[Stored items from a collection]
● ● ● ● ● ● ●
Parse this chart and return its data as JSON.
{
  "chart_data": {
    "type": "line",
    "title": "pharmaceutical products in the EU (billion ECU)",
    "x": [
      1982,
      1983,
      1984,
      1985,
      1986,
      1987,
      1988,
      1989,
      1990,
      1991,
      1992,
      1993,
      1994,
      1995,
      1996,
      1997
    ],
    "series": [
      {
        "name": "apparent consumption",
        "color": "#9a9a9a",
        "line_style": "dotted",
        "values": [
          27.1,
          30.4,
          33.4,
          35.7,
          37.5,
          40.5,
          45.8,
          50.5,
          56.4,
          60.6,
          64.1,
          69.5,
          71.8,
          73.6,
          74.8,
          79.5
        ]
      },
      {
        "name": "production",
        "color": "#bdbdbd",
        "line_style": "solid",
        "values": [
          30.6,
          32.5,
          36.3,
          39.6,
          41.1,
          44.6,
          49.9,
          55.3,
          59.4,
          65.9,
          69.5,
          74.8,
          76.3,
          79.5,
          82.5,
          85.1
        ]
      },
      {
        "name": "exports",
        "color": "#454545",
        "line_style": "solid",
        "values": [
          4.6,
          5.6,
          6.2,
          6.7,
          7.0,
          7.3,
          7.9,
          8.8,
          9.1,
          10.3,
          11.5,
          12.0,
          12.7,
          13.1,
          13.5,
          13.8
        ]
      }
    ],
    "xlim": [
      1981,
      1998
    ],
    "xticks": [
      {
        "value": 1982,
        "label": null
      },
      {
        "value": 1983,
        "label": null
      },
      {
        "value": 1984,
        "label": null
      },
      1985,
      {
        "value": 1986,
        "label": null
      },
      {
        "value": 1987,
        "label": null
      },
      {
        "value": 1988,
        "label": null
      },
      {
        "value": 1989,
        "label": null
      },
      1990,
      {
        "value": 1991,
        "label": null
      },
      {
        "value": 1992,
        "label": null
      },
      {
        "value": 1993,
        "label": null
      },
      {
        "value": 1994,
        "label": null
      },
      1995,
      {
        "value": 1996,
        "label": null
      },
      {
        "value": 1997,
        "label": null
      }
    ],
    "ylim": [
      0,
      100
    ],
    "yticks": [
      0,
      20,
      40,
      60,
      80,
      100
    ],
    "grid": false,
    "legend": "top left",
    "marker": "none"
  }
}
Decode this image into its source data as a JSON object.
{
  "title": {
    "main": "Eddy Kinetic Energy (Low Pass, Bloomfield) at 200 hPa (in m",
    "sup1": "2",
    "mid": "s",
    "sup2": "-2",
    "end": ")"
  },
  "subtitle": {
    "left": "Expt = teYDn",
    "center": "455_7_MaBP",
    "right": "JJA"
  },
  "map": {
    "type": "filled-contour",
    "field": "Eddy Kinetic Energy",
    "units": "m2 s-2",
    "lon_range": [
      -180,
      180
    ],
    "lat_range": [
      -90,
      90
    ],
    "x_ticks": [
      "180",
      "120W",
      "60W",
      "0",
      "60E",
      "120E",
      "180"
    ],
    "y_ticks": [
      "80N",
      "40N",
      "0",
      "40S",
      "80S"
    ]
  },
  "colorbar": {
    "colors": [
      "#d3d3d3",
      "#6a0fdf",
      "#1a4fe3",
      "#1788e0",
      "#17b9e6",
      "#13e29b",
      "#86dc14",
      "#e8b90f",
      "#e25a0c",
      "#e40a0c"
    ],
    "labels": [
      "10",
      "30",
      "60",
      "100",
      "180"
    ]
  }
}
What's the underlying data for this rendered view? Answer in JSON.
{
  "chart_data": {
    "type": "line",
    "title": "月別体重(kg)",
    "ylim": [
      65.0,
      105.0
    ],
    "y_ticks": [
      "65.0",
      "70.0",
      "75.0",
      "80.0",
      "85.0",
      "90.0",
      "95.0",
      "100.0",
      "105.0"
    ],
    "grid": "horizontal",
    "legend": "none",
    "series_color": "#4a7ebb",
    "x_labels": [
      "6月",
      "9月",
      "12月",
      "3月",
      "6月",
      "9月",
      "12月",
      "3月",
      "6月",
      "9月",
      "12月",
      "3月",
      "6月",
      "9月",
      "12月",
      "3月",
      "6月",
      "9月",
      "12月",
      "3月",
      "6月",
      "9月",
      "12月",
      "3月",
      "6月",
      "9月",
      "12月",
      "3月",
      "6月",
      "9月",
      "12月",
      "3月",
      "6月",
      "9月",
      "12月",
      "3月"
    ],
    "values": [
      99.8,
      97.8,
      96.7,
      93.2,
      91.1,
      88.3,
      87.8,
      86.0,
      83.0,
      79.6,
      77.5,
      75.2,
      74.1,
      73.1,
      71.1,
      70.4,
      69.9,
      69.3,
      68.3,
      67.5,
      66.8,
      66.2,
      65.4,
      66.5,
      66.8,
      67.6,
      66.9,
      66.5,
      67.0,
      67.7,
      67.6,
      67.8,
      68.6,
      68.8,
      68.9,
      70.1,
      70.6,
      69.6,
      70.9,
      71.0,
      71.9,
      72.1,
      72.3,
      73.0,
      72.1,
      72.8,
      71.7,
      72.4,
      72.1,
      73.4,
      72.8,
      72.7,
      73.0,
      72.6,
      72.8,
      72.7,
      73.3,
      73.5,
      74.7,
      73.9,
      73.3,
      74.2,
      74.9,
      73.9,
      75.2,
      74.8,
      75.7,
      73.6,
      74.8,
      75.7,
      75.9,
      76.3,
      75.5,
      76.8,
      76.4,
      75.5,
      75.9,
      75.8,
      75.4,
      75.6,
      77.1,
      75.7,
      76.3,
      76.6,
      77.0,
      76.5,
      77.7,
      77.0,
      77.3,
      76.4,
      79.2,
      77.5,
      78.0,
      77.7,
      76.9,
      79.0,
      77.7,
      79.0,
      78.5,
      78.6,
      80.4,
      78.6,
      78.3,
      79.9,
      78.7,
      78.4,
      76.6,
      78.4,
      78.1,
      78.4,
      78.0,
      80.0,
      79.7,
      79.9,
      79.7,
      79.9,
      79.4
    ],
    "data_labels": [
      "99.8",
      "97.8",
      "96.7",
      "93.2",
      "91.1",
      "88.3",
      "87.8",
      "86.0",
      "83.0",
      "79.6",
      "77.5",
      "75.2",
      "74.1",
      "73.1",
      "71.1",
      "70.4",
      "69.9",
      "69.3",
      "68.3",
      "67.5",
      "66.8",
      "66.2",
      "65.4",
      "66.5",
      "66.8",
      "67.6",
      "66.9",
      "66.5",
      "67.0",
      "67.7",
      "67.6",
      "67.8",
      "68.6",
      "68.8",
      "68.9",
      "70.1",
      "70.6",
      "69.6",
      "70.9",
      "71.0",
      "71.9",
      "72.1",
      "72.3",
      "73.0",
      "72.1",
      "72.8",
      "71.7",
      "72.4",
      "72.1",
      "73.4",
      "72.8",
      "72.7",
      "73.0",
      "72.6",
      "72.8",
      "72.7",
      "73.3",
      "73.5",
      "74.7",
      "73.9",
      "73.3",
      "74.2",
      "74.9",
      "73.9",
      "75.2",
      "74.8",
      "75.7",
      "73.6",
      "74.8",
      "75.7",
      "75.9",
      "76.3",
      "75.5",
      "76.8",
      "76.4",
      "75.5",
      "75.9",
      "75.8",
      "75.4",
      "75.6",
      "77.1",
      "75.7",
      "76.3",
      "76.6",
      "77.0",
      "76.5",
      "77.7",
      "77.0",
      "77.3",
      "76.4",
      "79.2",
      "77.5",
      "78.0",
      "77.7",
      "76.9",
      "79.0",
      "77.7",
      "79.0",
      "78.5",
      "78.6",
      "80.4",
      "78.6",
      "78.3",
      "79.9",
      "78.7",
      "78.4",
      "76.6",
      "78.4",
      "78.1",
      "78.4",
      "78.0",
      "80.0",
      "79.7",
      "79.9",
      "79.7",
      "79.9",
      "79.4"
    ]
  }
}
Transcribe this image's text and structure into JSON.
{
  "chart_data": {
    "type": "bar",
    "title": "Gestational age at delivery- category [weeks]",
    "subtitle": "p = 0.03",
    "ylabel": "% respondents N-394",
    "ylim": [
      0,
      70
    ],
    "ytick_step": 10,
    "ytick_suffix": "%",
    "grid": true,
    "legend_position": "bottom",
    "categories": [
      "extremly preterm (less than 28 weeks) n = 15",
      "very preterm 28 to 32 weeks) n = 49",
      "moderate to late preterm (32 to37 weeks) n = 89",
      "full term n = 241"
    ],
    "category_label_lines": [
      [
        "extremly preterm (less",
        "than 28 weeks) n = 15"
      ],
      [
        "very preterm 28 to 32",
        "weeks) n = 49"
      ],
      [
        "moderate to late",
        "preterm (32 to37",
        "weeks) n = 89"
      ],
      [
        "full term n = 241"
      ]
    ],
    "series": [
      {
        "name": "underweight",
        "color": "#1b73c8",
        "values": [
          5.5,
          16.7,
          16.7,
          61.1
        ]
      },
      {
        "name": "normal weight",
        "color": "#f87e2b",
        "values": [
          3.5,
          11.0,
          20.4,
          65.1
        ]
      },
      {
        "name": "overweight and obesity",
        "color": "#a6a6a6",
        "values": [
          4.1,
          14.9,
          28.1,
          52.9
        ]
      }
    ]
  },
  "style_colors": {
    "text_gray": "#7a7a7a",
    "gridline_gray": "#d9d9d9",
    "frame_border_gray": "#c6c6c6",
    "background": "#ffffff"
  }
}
● ● ● ● ● ● ●
■ **INSTRUCTION**:
All lines from the one containing "Transcribe this image's" through the final line of the listing above are to be reproduced exactly; include both and add nothing.

■ **SOLUTION BELOW**:
Transcribe this image's text and structure into JSON.
{
  "chart_data": {
    "type": "bar",
    "title": "Gestational age at delivery- category [weeks]",
    "subtitle": "p = 0.03",
    "ylabel": "% respondents N-394",
    "ylim": [
      0,
      70
    ],
    "ytick_step": 10,
    "ytick_suffix": "%",
    "grid": true,
    "legend_position": "bottom",
    "categories": [
      "extremly preterm (less than 28 weeks) n = 15",
      "very preterm 28 to 32 weeks) n = 49",
      "moderate to late preterm (32 to37 weeks) n = 89",
      "full term n = 241"
    ],
    "category_label_lines": [
      [
        "extremly preterm (less",
        "than 28 weeks) n = 15"
      ],
      [
        "very preterm 28 to 32",
        "weeks) n = 49"
      ],
      [
        "moderate to late",
        "preterm (32 to37",
        "weeks) n = 89"
      ],
      [
        "full term n = 241"
      ]
    ],
    "series": [
      {
        "name": "underweight",
        "color": "#1b73c8",
        "values": [
          5.5,
          16.7,
          16.7,
          61.1
        ]
      },
      {
        "name": "normal weight",
        "color": "#f87e2b",
        "values": [
          3.5,
          11.0,
          20.4,
          65.1
        ]
      },
      {
        "name": "overweight and obesity",
        "color": "#a6a6a6",
        "values": [
          4.1,
          14.9,
          28.1,
          52.9
        ]
      }
    ]
  },
  "style_colors": {
    "text_gray": "#7a7a7a",
    "gridline_gray": "#d9d9d9",
    "frame_border_gray": "#c6c6c6",
    "background": "#ffffff"
  }
}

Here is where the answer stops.